Omit every picture, then give all the entries again exactly.
+--
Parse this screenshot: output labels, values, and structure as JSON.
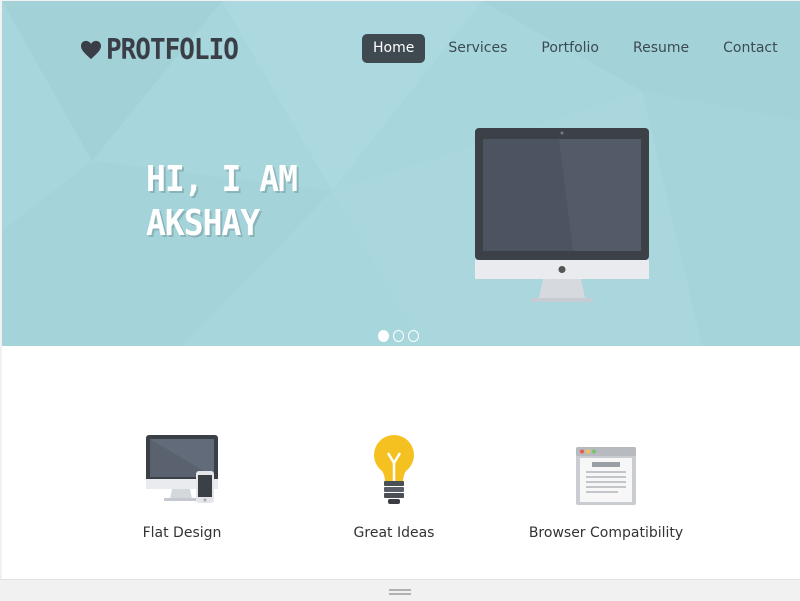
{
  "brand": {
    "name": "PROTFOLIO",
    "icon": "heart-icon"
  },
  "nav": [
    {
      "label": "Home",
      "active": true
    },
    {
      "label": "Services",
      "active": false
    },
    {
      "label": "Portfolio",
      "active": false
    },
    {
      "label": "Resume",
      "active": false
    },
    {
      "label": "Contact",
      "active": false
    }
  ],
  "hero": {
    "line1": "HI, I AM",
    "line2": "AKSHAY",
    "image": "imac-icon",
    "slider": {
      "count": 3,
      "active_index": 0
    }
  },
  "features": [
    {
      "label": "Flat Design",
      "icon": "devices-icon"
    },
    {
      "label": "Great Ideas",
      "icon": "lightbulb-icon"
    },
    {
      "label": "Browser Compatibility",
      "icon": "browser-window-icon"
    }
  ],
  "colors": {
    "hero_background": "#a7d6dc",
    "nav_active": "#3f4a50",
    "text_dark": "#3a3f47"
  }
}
+--
### Right answer
Parse this screenshot: output labels, values, and structure as JSON.
{
  "brand": {
    "name": "PROTFOLIO",
    "icon": "heart-icon"
  },
  "nav": [
    {
      "label": "Home",
      "active": true
    },
    {
      "label": "Services",
      "active": false
    },
    {
      "label": "Portfolio",
      "active": false
    },
    {
      "label": "Resume",
      "active": false
    },
    {
      "label": "Contact",
      "active": false
    }
  ],
  "hero": {
    "line1": "HI, I AM",
    "line2": "AKSHAY",
    "image": "imac-icon",
    "slider": {
      "count": 3,
      "active_index": 0
    }
  },
  "features": [
    {
      "label": "Flat Design",
      "icon": "devices-icon"
    },
    {
      "label": "Great Ideas",
      "icon": "lightbulb-icon"
    },
    {
      "label": "Browser Compatibility",
      "icon": "browser-window-icon"
    }
  ],
  "colors": {
    "hero_background": "#a7d6dc",
    "nav_active": "#3f4a50",
    "text_dark": "#3a3f47"
  }
}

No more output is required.